### Data entries
** BEGIN **

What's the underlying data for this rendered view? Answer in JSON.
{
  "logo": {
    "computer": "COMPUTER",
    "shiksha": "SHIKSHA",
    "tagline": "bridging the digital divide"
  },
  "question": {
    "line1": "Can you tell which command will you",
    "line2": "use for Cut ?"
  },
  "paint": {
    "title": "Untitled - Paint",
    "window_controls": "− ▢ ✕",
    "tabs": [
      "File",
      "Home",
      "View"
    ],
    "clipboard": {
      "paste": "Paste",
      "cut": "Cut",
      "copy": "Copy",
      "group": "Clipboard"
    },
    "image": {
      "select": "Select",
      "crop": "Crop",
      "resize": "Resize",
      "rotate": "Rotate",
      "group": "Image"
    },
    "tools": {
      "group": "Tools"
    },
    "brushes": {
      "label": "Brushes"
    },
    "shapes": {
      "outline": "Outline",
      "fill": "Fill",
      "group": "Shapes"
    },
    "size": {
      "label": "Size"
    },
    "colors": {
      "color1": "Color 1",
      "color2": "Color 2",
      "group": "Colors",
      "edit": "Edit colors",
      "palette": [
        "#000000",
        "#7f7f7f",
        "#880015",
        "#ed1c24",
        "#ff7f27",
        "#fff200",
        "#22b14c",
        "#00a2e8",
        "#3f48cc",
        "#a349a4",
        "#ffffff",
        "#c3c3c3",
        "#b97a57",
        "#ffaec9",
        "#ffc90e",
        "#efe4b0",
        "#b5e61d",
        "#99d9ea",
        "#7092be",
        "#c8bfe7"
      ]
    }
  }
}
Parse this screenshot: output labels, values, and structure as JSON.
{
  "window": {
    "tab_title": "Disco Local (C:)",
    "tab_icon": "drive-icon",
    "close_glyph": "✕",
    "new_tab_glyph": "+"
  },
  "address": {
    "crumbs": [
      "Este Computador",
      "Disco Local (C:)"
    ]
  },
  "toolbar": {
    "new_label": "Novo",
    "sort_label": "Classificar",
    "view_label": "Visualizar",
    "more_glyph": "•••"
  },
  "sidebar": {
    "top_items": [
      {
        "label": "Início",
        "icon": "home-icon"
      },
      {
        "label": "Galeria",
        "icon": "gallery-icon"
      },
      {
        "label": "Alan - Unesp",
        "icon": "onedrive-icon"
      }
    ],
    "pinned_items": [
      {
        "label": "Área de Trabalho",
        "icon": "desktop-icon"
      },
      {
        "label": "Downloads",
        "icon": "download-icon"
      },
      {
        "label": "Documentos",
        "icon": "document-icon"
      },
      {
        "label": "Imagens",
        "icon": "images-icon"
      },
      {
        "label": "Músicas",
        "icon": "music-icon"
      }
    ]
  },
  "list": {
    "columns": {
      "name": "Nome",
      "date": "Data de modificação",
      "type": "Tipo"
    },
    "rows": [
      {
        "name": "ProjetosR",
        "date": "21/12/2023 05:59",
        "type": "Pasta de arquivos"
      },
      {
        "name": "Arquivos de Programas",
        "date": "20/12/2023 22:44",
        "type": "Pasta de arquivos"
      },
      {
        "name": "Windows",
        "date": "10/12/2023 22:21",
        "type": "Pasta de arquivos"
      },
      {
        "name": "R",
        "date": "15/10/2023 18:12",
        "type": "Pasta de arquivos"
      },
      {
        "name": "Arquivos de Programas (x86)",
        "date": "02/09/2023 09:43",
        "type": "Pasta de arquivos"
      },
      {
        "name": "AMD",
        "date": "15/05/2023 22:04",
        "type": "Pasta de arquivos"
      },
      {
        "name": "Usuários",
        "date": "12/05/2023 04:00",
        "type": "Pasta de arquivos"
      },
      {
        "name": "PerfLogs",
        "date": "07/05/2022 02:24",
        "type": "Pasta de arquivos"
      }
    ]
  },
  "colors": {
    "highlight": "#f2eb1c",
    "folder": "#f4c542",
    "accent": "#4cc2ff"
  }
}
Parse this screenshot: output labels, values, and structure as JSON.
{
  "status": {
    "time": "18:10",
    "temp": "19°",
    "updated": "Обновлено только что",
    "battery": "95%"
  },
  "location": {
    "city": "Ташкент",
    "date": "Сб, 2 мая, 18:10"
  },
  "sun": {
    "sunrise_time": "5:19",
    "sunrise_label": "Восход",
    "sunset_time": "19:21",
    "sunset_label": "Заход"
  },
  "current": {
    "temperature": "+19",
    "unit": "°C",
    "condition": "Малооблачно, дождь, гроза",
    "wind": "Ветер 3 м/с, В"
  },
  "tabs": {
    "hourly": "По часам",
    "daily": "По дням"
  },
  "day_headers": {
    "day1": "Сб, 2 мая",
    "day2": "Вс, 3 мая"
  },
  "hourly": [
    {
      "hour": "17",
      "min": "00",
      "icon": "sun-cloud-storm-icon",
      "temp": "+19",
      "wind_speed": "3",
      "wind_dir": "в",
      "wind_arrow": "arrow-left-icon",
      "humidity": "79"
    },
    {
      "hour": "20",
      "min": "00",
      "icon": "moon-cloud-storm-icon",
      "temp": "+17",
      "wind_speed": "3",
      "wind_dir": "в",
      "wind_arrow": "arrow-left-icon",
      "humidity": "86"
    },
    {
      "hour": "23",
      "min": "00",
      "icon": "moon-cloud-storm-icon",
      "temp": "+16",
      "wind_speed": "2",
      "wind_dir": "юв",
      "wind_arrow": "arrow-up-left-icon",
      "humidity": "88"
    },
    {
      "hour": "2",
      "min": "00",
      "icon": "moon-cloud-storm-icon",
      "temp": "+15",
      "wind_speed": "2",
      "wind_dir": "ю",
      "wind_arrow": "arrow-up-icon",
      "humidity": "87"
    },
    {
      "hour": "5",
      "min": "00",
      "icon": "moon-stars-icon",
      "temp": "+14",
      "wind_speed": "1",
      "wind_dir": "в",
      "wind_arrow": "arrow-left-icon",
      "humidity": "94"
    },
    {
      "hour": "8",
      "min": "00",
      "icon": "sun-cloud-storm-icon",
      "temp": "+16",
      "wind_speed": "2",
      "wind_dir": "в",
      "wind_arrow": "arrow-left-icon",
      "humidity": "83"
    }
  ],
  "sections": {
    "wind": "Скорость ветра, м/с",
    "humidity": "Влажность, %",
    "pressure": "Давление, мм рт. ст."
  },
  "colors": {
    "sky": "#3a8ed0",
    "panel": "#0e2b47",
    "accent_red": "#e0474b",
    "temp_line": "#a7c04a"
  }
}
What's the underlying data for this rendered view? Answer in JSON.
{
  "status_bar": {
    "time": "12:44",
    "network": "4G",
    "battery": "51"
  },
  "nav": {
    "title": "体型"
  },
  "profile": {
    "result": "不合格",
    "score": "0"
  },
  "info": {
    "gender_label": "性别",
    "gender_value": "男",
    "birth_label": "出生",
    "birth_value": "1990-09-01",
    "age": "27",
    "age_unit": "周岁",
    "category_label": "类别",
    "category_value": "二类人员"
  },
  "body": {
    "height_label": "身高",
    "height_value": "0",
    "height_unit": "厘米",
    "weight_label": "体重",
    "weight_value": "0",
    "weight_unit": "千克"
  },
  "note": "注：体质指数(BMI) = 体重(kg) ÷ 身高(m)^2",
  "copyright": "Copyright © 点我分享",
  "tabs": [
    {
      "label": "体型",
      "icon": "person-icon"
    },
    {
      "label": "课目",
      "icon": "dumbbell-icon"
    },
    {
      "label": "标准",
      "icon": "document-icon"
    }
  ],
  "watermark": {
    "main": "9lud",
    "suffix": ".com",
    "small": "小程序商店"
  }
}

** END **

### Goal
Quote every entry exactly.

### Solution
What's the underlying data for this rendered view? Answer in JSON.
{
  "logo": {
    "computer": "COMPUTER",
    "shiksha": "SHIKSHA",
    "tagline": "bridging the digital divide"
  },
  "question": {
    "line1": "Can you tell which command will you",
    "line2": "use for Cut ?"
  },
  "paint": {
    "title": "Untitled - Paint",
    "window_controls": "− ▢ ✕",
    "tabs": [
      "File",
      "Home",
      "View"
    ],
    "clipboard": {
      "paste": "Paste",
      "cut": "Cut",
      "copy": "Copy",
      "group": "Clipboard"
    },
    "image": {
      "select": "Select",
      "crop": "Crop",
      "resize": "Resize",
      "rotate": "Rotate",
      "group": "Image"
    },
    "tools": {
      "group": "Tools"
    },
    "brushes": {
      "label": "Brushes"
    },
    "shapes": {
      "outline": "Outline",
      "fill": "Fill",
      "group": "Shapes"
    },
    "size": {
      "label": "Size"
    },
    "colors": {
      "color1": "Color 1",
      "color2": "Color 2",
      "group": "Colors",
      "edit": "Edit colors",
      "palette": [
        "#000000",
        "#7f7f7f",
        "#880015",
        "#ed1c24",
        "#ff7f27",
        "#fff200",
        "#22b14c",
        "#00a2e8",
        "#3f48cc",
        "#a349a4",
        "#ffffff",
        "#c3c3c3",
        "#b97a57",
        "#ffaec9",
        "#ffc90e",
        "#efe4b0",
        "#b5e61d",
        "#99d9ea",
        "#7092be",
        "#c8bfe7"
      ]
    }
  }
}
Parse this screenshot: output labels, values, and structure as JSON.
{
  "window": {
    "tab_title": "Disco Local (C:)",
    "tab_icon": "drive-icon",
    "close_glyph": "✕",
    "new_tab_glyph": "+"
  },
  "address": {
    "crumbs": [
      "Este Computador",
      "Disco Local (C:)"
    ]
  },
  "toolbar": {
    "new_label": "Novo",
    "sort_label": "Classificar",
    "view_label": "Visualizar",
    "more_glyph": "•••"
  },
  "sidebar": {
    "top_items": [
      {
        "label": "Início",
        "icon": "home-icon"
      },
      {
        "label": "Galeria",
        "icon": "gallery-icon"
      },
      {
        "label": "Alan - Unesp",
        "icon": "onedrive-icon"
      }
    ],
    "pinned_items": [
      {
        "label": "Área de Trabalho",
        "icon": "desktop-icon"
      },
      {
        "label": "Downloads",
        "icon": "download-icon"
      },
      {
        "label": "Documentos",
        "icon": "document-icon"
      },
      {
        "label": "Imagens",
        "icon": "images-icon"
      },
      {
        "label": "Músicas",
        "icon": "music-icon"
      }
    ]
  },
  "list": {
    "columns": {
      "name": "Nome",
      "date": "Data de modificação",
      "type": "Tipo"
    },
    "rows": [
      {
        "name": "ProjetosR",
        "date": "21/12/2023 05:59",
        "type": "Pasta de arquivos"
      },
      {
        "name": "Arquivos de Programas",
        "date": "20/12/2023 22:44",
        "type": "Pasta de arquivos"
      },
      {
        "name": "Windows",
        "date": "10/12/2023 22:21",
        "type": "Pasta de arquivos"
      },
      {
        "name": "R",
        "date": "15/10/2023 18:12",
        "type": "Pasta de arquivos"
      },
      {
        "name": "Arquivos de Programas (x86)",
        "date": "02/09/2023 09:43",
        "type": "Pasta de arquivos"
      },
      {
        "name": "AMD",
        "date": "15/05/2023 22:04",
        "type": "Pasta de arquivos"
      },
      {
        "name": "Usuários",
        "date": "12/05/2023 04:00",
        "type": "Pasta de arquivos"
      },
      {
        "name": "PerfLogs",
        "date": "07/05/2022 02:24",
        "type": "Pasta de arquivos"
      }
    ]
  },
  "colors": {
    "highlight": "#f2eb1c",
    "folder": "#f4c542",
    "accent": "#4cc2ff"
  }
}
Parse this screenshot: output labels, values, and structure as JSON.
{
  "status": {
    "time": "18:10",
    "temp": "19°",
    "updated": "Обновлено только что",
    "battery": "95%"
  },
  "location": {
    "city": "Ташкент",
    "date": "Сб, 2 мая, 18:10"
  },
  "sun": {
    "sunrise_time": "5:19",
    "sunrise_label": "Восход",
    "sunset_time": "19:21",
    "sunset_label": "Заход"
  },
  "current": {
    "temperature": "+19",
    "unit": "°C",
    "condition": "Малооблачно, дождь, гроза",
    "wind": "Ветер 3 м/с, В"
  },
  "tabs": {
    "hourly": "По часам",
    "daily": "По дням"
  },
  "day_headers": {
    "day1": "Сб, 2 мая",
    "day2": "Вс, 3 мая"
  },
  "hourly": [
    {
      "hour": "17",
      "min": "00",
      "icon": "sun-cloud-storm-icon",
      "temp": "+19",
      "wind_speed": "3",
      "wind_dir": "в",
      "wind_arrow": "arrow-left-icon",
      "humidity": "79"
    },
    {
      "hour": "20",
      "min": "00",
      "icon": "moon-cloud-storm-icon",
      "temp": "+17",
      "wind_speed": "3",
      "wind_dir": "в",
      "wind_arrow": "arrow-left-icon",
      "humidity": "86"
    },
    {
      "hour": "23",
      "min": "00",
      "icon": "moon-cloud-storm-icon",
      "temp": "+16",
      "wind_speed": "2",
      "wind_dir": "юв",
      "wind_arrow": "arrow-up-left-icon",
      "humidity": "88"
    },
    {
      "hour": "2",
      "min": "00",
      "icon": "moon-cloud-storm-icon",
      "temp": "+15",
      "wind_speed": "2",
      "wind_dir": "ю",
      "wind_arrow": "arrow-up-icon",
      "humidity": "87"
    },
    {
      "hour": "5",
      "min": "00",
      "icon": "moon-stars-icon",
      "temp": "+14",
      "wind_speed": "1",
      "wind_dir": "в",
      "wind_arrow": "arrow-left-icon",
      "humidity": "94"
    },
    {
      "hour": "8",
      "min": "00",
      "icon": "sun-cloud-storm-icon",
      "temp": "+16",
      "wind_speed": "2",
      "wind_dir": "в",
      "wind_arrow": "arrow-left-icon",
      "humidity": "83"
    }
  ],
  "sections": {
    "wind": "Скорость ветра, м/с",
    "humidity": "Влажность, %",
    "pressure": "Давление, мм рт. ст."
  },
  "colors": {
    "sky": "#3a8ed0",
    "panel": "#0e2b47",
    "accent_red": "#e0474b",
    "temp_line": "#a7c04a"
  }
}
What's the underlying data for this rendered view? Answer in JSON.
{
  "status_bar": {
    "time": "12:44",
    "network": "4G",
    "battery": "51"
  },
  "nav": {
    "title": "体型"
  },
  "profile": {
    "result": "不合格",
    "score": "0"
  },
  "info": {
    "gender_label": "性别",
    "gender_value": "男",
    "birth_label": "出生",
    "birth_value": "1990-09-01",
    "age": "27",
    "age_unit": "周岁",
    "category_label": "类别",
    "category_value": "二类人员"
  },
  "body": {
    "height_label": "身高",
    "height_value": "0",
    "height_unit": "厘米",
    "weight_label": "体重",
    "weight_value": "0",
    "weight_unit": "千克"
  },
  "note": "注：体质指数(BMI) = 体重(kg) ÷ 身高(m)^2",
  "copyright": "Copyright © 点我分享",
  "tabs": [
    {
      "label": "体型",
      "icon": "person-icon"
    },
    {
      "label": "课目",
      "icon": "dumbbell-icon"
    },
    {
      "label": "标准",
      "icon": "document-icon"
    }
  ],
  "watermark": {
    "main": "9lud",
    "suffix": ".com",
    "small": "小程序商店"
  }
}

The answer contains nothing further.